--- START OF RECORDS PROVIDED ---
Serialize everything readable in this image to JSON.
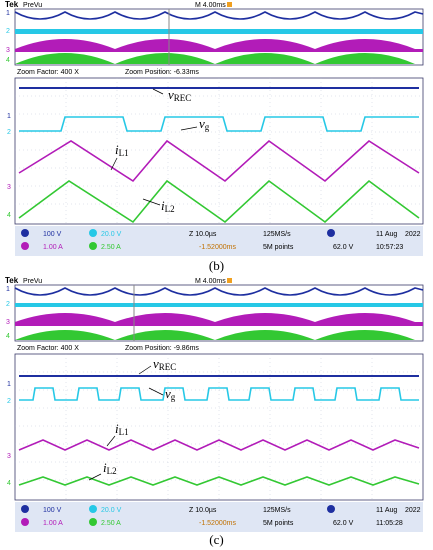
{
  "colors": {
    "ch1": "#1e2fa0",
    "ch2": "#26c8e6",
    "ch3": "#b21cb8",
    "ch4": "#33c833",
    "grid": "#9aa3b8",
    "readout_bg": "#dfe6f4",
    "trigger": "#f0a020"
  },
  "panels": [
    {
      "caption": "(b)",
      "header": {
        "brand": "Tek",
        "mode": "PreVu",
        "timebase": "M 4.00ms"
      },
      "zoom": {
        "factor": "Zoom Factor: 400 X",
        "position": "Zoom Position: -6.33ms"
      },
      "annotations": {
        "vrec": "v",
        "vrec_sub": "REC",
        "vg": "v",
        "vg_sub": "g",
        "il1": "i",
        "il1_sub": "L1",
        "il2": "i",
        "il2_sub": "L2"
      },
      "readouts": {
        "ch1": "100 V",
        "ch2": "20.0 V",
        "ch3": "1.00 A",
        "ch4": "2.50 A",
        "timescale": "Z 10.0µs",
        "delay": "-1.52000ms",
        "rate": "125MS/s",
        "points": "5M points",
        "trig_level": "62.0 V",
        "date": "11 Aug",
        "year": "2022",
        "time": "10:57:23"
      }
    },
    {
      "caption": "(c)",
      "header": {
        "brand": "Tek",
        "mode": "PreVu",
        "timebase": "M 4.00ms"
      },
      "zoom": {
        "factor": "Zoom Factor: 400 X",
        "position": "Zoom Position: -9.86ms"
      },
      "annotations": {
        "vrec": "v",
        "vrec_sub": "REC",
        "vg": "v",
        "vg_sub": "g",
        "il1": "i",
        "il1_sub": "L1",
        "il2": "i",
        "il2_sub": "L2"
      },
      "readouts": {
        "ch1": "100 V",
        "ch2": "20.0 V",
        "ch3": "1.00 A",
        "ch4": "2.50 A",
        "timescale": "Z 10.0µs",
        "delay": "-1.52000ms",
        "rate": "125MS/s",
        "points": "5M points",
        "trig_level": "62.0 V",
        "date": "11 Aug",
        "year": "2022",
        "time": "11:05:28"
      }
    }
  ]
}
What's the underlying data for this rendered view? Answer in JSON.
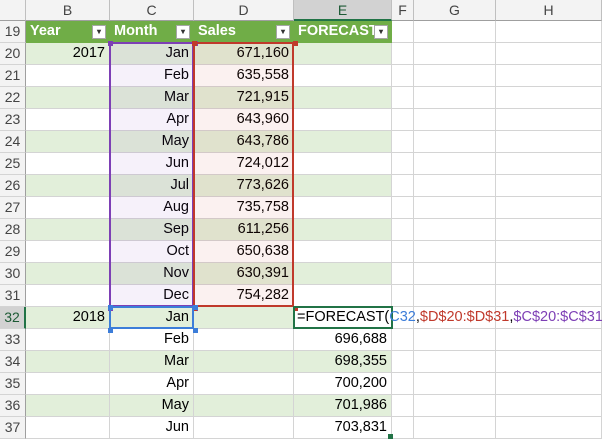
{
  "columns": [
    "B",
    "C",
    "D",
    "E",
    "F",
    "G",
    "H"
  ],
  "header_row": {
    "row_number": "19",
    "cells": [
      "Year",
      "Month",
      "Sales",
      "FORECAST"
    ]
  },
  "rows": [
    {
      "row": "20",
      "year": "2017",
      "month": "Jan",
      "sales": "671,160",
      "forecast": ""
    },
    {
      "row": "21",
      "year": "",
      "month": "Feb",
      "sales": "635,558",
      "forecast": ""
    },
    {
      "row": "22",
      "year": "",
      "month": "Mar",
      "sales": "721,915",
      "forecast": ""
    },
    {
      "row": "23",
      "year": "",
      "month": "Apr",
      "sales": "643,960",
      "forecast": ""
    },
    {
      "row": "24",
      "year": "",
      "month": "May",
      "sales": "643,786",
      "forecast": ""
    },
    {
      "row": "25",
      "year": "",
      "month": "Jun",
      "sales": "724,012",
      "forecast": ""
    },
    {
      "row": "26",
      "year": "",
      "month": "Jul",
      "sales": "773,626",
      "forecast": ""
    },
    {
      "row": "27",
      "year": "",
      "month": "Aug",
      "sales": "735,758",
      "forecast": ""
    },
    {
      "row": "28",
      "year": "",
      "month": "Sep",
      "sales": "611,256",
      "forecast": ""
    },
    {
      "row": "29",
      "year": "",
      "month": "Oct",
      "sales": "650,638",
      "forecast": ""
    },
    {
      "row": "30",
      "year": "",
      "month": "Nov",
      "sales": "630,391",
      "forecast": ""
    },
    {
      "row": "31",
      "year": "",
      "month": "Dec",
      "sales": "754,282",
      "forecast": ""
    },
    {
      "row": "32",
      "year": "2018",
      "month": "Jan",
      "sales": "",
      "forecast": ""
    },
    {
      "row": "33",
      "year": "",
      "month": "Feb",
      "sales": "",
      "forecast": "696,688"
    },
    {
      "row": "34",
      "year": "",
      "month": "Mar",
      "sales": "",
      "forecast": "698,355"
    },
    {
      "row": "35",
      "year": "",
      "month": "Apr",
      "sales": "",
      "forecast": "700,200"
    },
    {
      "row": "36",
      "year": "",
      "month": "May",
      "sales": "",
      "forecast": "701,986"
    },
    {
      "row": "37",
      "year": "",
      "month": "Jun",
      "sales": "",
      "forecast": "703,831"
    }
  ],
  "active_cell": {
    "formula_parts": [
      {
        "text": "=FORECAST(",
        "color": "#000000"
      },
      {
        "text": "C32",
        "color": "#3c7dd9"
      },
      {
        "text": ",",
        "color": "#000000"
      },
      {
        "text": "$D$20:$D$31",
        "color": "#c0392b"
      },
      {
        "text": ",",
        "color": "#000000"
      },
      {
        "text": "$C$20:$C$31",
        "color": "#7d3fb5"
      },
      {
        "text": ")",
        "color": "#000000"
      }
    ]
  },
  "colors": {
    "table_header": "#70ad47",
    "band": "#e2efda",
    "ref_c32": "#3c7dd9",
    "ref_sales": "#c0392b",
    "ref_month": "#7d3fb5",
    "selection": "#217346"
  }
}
--- END OF RECORDS PROVIDED ---
GIVEN TASK: Each line of the material must be retyped exactly, except that images are omitted.

REPLY TO THE EXERCISE:
Serialize everything readable in this image to JSON.
{
  "colors": {
    "ch1": "#1e2fa0",
    "ch2": "#26c8e6",
    "ch3": "#b21cb8",
    "ch4": "#33c833",
    "grid": "#9aa3b8",
    "readout_bg": "#dfe6f4",
    "trigger": "#f0a020"
  },
  "panels": [
    {
      "caption": "(b)",
      "header": {
        "brand": "Tek",
        "mode": "PreVu",
        "timebase": "M 4.00ms"
      },
      "zoom": {
        "factor": "Zoom Factor: 400 X",
        "position": "Zoom Position: -6.33ms"
      },
      "annotations": {
        "vrec": "v",
        "vrec_sub": "REC",
        "vg": "v",
        "vg_sub": "g",
        "il1": "i",
        "il1_sub": "L1",
        "il2": "i",
        "il2_sub": "L2"
      },
      "readouts": {
        "ch1": "100 V",
        "ch2": "20.0 V",
        "ch3": "1.00 A",
        "ch4": "2.50 A",
        "timescale": "Z 10.0µs",
        "delay": "-1.52000ms",
        "rate": "125MS/s",
        "points": "5M points",
        "trig_level": "62.0 V",
        "date": "11 Aug",
        "year": "2022",
        "time": "10:57:23"
      }
    },
    {
      "caption": "(c)",
      "header": {
        "brand": "Tek",
        "mode": "PreVu",
        "timebase": "M 4.00ms"
      },
      "zoom": {
        "factor": "Zoom Factor: 400 X",
        "position": "Zoom Position: -9.86ms"
      },
      "annotations": {
        "vrec": "v",
        "vrec_sub": "REC",
        "vg": "v",
        "vg_sub": "g",
        "il1": "i",
        "il1_sub": "L1",
        "il2": "i",
        "il2_sub": "L2"
      },
      "readouts": {
        "ch1": "100 V",
        "ch2": "20.0 V",
        "ch3": "1.00 A",
        "ch4": "2.50 A",
        "timescale": "Z 10.0µs",
        "delay": "-1.52000ms",
        "rate": "125MS/s",
        "points": "5M points",
        "trig_level": "62.0 V",
        "date": "11 Aug",
        "year": "2022",
        "time": "11:05:28"
      }
    }
  ]
}
What's the underlying data for this rendered view? Answer in JSON.
{
  "columns": [
    "B",
    "C",
    "D",
    "E",
    "F",
    "G",
    "H"
  ],
  "header_row": {
    "row_number": "19",
    "cells": [
      "Year",
      "Month",
      "Sales",
      "FORECAST"
    ]
  },
  "rows": [
    {
      "row": "20",
      "year": "2017",
      "month": "Jan",
      "sales": "671,160",
      "forecast": ""
    },
    {
      "row": "21",
      "year": "",
      "month": "Feb",
      "sales": "635,558",
      "forecast": ""
    },
    {
      "row": "22",
      "year": "",
      "month": "Mar",
      "sales": "721,915",
      "forecast": ""
    },
    {
      "row": "23",
      "year": "",
      "month": "Apr",
      "sales": "643,960",
      "forecast": ""
    },
    {
      "row": "24",
      "year": "",
      "month": "May",
      "sales": "643,786",
      "forecast": ""
    },
    {
      "row": "25",
      "year": "",
      "month": "Jun",
      "sales": "724,012",
      "forecast": ""
    },
    {
      "row": "26",
      "year": "",
      "month": "Jul",
      "sales": "773,626",
      "forecast": ""
    },
    {
      "row": "27",
      "year": "",
      "month": "Aug",
      "sales": "735,758",
      "forecast": ""
    },
    {
      "row": "28",
      "year": "",
      "month": "Sep",
      "sales": "611,256",
      "forecast": ""
    },
    {
      "row": "29",
      "year": "",
      "month": "Oct",
      "sales": "650,638",
      "forecast": ""
    },
    {
      "row": "30",
      "year": "",
      "month": "Nov",
      "sales": "630,391",
      "forecast": ""
    },
    {
      "row": "31",
      "year": "",
      "month": "Dec",
      "sales": "754,282",
      "forecast": ""
    },
    {
      "row": "32",
      "year": "2018",
      "month": "Jan",
      "sales": "",
      "forecast": ""
    },
    {
      "row": "33",
      "year": "",
      "month": "Feb",
      "sales": "",
      "forecast": "696,688"
    },
    {
      "row": "34",
      "year": "",
      "month": "Mar",
      "sales": "",
      "forecast": "698,355"
    },
    {
      "row": "35",
      "year": "",
      "month": "Apr",
      "sales": "",
      "forecast": "700,200"
    },
    {
      "row": "36",
      "year": "",
      "month": "May",
      "sales": "",
      "forecast": "701,986"
    },
    {
      "row": "37",
      "year": "",
      "month": "Jun",
      "sales": "",
      "forecast": "703,831"
    }
  ],
  "active_cell": {
    "formula_parts": [
      {
        "text": "=FORECAST(",
        "color": "#000000"
      },
      {
        "text": "C32",
        "color": "#3c7dd9"
      },
      {
        "text": ",",
        "color": "#000000"
      },
      {
        "text": "$D$20:$D$31",
        "color": "#c0392b"
      },
      {
        "text": ",",
        "color": "#000000"
      },
      {
        "text": "$C$20:$C$31",
        "color": "#7d3fb5"
      },
      {
        "text": ")",
        "color": "#000000"
      }
    ]
  },
  "colors": {
    "table_header": "#70ad47",
    "band": "#e2efda",
    "ref_c32": "#3c7dd9",
    "ref_sales": "#c0392b",
    "ref_month": "#7d3fb5",
    "selection": "#217346"
  }
}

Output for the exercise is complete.